The request
In the records that follow, show each line where the word "Canada" is present.

## start Data for the task

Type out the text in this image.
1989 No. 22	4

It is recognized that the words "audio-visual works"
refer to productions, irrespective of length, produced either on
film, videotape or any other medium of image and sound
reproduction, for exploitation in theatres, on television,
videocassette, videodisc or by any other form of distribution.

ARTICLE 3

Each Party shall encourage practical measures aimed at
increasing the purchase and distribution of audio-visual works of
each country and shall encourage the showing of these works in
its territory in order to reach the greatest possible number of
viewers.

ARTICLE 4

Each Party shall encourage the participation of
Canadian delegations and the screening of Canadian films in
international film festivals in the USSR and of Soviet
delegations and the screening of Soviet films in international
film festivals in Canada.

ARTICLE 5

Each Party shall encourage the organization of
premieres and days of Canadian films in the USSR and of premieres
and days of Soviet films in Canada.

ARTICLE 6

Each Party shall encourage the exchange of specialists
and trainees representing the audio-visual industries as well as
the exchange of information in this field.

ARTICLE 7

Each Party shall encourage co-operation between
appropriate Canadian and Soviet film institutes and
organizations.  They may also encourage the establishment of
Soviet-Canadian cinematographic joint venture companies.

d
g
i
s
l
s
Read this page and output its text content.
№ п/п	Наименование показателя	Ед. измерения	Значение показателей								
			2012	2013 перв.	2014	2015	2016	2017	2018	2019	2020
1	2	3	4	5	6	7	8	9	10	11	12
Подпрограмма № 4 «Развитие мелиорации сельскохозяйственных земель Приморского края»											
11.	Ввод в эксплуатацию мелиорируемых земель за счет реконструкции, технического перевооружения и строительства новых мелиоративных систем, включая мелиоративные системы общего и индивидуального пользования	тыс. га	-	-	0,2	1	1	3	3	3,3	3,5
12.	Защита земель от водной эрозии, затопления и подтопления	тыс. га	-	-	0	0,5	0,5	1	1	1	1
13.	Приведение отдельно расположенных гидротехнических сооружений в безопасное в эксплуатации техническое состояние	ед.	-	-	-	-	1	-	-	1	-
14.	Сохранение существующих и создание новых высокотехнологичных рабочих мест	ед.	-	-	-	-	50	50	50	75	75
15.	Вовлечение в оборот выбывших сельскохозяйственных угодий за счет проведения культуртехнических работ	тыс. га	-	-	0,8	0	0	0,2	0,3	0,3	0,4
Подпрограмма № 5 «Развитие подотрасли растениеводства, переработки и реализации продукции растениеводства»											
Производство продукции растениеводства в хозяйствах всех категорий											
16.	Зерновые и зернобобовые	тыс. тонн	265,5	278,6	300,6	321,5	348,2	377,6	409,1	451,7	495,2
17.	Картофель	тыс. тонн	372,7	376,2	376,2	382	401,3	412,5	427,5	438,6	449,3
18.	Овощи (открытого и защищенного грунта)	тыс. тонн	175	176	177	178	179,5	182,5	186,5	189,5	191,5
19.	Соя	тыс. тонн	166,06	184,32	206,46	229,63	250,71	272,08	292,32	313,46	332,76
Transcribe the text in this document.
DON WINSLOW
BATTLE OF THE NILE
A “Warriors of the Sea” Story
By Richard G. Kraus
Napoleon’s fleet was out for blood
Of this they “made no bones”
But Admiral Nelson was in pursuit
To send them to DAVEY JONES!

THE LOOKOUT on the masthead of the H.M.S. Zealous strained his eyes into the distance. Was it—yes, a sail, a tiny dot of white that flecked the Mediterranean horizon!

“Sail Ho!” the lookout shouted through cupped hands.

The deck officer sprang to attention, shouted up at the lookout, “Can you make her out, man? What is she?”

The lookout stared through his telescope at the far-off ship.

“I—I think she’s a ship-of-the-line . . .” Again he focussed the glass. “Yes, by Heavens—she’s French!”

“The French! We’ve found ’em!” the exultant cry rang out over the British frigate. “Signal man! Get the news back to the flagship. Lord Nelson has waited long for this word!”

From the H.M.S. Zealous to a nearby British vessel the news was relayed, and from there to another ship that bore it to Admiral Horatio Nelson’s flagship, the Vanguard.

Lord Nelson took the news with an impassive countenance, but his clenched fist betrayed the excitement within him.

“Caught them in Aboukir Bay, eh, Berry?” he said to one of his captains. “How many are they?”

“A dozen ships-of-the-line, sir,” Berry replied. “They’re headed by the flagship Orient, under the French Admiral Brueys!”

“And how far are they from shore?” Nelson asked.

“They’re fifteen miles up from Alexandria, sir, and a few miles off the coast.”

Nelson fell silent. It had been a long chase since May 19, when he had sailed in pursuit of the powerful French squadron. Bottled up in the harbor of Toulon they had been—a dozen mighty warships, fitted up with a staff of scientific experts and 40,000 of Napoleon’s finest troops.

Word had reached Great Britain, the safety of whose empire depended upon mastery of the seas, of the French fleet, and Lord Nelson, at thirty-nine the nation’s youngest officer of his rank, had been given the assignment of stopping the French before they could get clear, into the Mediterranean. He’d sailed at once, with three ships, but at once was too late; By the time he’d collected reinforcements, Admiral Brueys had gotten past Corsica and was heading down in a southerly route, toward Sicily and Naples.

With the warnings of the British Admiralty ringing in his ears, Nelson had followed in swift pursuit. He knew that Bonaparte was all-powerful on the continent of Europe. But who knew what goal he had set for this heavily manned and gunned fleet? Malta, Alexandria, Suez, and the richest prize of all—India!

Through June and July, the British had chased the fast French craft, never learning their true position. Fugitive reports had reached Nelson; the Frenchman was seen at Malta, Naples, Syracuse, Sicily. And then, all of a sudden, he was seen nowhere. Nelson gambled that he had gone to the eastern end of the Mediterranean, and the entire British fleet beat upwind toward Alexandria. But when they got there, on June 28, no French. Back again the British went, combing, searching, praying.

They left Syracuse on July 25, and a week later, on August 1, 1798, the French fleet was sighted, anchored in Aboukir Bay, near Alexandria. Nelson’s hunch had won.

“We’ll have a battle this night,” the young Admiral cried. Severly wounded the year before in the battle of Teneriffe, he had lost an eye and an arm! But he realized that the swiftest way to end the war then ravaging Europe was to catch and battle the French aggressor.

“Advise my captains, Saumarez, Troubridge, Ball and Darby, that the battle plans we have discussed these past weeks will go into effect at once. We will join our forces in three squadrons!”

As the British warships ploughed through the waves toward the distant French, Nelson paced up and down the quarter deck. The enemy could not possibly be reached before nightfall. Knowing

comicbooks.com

## end Data for the task

Answer in full
film festivals in Canada.
and days of Soviet films in Canada.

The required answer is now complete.